→ **Goal of the exercise**
Each entry below is to be printed verbatim.

Records from a data collection:

╔══

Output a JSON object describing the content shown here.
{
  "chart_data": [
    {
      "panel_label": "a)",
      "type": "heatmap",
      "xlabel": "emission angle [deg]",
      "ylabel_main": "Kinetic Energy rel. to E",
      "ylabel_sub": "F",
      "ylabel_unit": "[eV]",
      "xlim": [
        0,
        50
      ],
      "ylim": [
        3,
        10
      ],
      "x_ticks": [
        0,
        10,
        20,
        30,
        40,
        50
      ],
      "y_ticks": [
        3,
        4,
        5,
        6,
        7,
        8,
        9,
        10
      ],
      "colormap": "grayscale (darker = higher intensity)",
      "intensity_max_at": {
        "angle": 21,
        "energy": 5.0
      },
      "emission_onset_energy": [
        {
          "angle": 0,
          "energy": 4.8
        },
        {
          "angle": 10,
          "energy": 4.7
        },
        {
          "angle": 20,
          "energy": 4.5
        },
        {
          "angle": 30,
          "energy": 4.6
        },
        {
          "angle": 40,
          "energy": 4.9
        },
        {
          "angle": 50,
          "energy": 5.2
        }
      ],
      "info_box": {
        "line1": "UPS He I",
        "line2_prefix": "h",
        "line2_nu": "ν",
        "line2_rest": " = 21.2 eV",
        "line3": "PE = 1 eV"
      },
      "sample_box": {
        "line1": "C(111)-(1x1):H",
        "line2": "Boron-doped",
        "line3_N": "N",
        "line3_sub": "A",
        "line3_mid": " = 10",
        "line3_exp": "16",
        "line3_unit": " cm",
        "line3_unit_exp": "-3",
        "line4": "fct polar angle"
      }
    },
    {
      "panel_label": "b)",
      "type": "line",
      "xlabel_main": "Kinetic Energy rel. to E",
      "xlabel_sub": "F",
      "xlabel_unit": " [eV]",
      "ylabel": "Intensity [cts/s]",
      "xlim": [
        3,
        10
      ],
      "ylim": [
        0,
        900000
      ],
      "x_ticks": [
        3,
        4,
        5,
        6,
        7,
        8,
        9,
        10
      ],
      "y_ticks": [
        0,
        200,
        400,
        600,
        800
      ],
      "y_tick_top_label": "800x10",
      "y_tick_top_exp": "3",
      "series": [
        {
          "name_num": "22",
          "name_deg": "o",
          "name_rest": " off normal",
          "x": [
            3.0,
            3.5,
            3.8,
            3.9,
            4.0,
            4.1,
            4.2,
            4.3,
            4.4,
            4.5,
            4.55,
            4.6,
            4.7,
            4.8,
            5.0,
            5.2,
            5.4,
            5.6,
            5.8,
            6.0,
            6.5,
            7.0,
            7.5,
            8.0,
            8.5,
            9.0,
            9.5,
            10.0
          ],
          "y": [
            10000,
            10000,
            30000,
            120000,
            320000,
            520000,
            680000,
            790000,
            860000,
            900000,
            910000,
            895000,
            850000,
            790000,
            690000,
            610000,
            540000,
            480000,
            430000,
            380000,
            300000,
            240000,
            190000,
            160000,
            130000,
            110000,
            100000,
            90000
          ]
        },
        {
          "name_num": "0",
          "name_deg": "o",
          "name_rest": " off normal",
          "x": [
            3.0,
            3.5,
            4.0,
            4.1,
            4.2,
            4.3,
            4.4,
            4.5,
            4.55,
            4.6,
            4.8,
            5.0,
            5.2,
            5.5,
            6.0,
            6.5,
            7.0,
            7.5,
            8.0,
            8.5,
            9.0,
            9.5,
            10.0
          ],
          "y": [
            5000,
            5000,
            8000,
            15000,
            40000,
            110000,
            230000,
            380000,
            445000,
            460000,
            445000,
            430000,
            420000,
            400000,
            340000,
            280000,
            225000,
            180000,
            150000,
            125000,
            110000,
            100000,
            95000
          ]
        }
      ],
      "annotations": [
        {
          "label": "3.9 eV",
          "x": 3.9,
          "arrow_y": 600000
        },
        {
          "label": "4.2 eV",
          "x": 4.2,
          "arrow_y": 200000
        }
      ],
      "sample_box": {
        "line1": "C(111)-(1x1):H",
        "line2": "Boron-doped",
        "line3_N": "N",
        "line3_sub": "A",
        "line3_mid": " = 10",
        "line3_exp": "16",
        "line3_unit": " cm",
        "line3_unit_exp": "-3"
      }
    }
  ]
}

╚══

→ **Answer**
Output a JSON object describing the content shown here.
{
  "chart_data": [
    {
      "panel_label": "a)",
      "type": "heatmap",
      "xlabel": "emission angle [deg]",
      "ylabel_main": "Kinetic Energy rel. to E",
      "ylabel_sub": "F",
      "ylabel_unit": "[eV]",
      "xlim": [
        0,
        50
      ],
      "ylim": [
        3,
        10
      ],
      "x_ticks": [
        0,
        10,
        20,
        30,
        40,
        50
      ],
      "y_ticks": [
        3,
        4,
        5,
        6,
        7,
        8,
        9,
        10
      ],
      "colormap": "grayscale (darker = higher intensity)",
      "intensity_max_at": {
        "angle": 21,
        "energy": 5.0
      },
      "emission_onset_energy": [
        {
          "angle": 0,
          "energy": 4.8
        },
        {
          "angle": 10,
          "energy": 4.7
        },
        {
          "angle": 20,
          "energy": 4.5
        },
        {
          "angle": 30,
          "energy": 4.6
        },
        {
          "angle": 40,
          "energy": 4.9
        },
        {
          "angle": 50,
          "energy": 5.2
        }
      ],
      "info_box": {
        "line1": "UPS He I",
        "line2_prefix": "h",
        "line2_nu": "ν",
        "line2_rest": " = 21.2 eV",
        "line3": "PE = 1 eV"
      },
      "sample_box": {
        "line1": "C(111)-(1x1):H",
        "line2": "Boron-doped",
        "line3_N": "N",
        "line3_sub": "A",
        "line3_mid": " = 10",
        "line3_exp": "16",
        "line3_unit": " cm",
        "line3_unit_exp": "-3",
        "line4": "fct polar angle"
      }
    },
    {
      "panel_label": "b)",
      "type": "line",
      "xlabel_main": "Kinetic Energy rel. to E",
      "xlabel_sub": "F",
      "xlabel_unit": " [eV]",
      "ylabel": "Intensity [cts/s]",
      "xlim": [
        3,
        10
      ],
      "ylim": [
        0,
        900000
      ],
      "x_ticks": [
        3,
        4,
        5,
        6,
        7,
        8,
        9,
        10
      ],
      "y_ticks": [
        0,
        200,
        400,
        600,
        800
      ],
      "y_tick_top_label": "800x10",
      "y_tick_top_exp": "3",
      "series": [
        {
          "name_num": "22",
          "name_deg": "o",
          "name_rest": " off normal",
          "x": [
            3.0,
            3.5,
            3.8,
            3.9,
            4.0,
            4.1,
            4.2,
            4.3,
            4.4,
            4.5,
            4.55,
            4.6,
            4.7,
            4.8,
            5.0,
            5.2,
            5.4,
            5.6,
            5.8,
            6.0,
            6.5,
            7.0,
            7.5,
            8.0,
            8.5,
            9.0,
            9.5,
            10.0
          ],
          "y": [
            10000,
            10000,
            30000,
            120000,
            320000,
            520000,
            680000,
            790000,
            860000,
            900000,
            910000,
            895000,
            850000,
            790000,
            690000,
            610000,
            540000,
            480000,
            430000,
            380000,
            300000,
            240000,
            190000,
            160000,
            130000,
            110000,
            100000,
            90000
          ]
        },
        {
          "name_num": "0",
          "name_deg": "o",
          "name_rest": " off normal",
          "x": [
            3.0,
            3.5,
            4.0,
            4.1,
            4.2,
            4.3,
            4.4,
            4.5,
            4.55,
            4.6,
            4.8,
            5.0,
            5.2,
            5.5,
            6.0,
            6.5,
            7.0,
            7.5,
            8.0,
            8.5,
            9.0,
            9.5,
            10.0
          ],
          "y": [
            5000,
            5000,
            8000,
            15000,
            40000,
            110000,
            230000,
            380000,
            445000,
            460000,
            445000,
            430000,
            420000,
            400000,
            340000,
            280000,
            225000,
            180000,
            150000,
            125000,
            110000,
            100000,
            95000
          ]
        }
      ],
      "annotations": [
        {
          "label": "3.9 eV",
          "x": 3.9,
          "arrow_y": 600000
        },
        {
          "label": "4.2 eV",
          "x": 4.2,
          "arrow_y": 200000
        }
      ],
      "sample_box": {
        "line1": "C(111)-(1x1):H",
        "line2": "Boron-doped",
        "line3_N": "N",
        "line3_sub": "A",
        "line3_mid": " = 10",
        "line3_exp": "16",
        "line3_unit": " cm",
        "line3_unit_exp": "-3"
      }
    }
  ]
}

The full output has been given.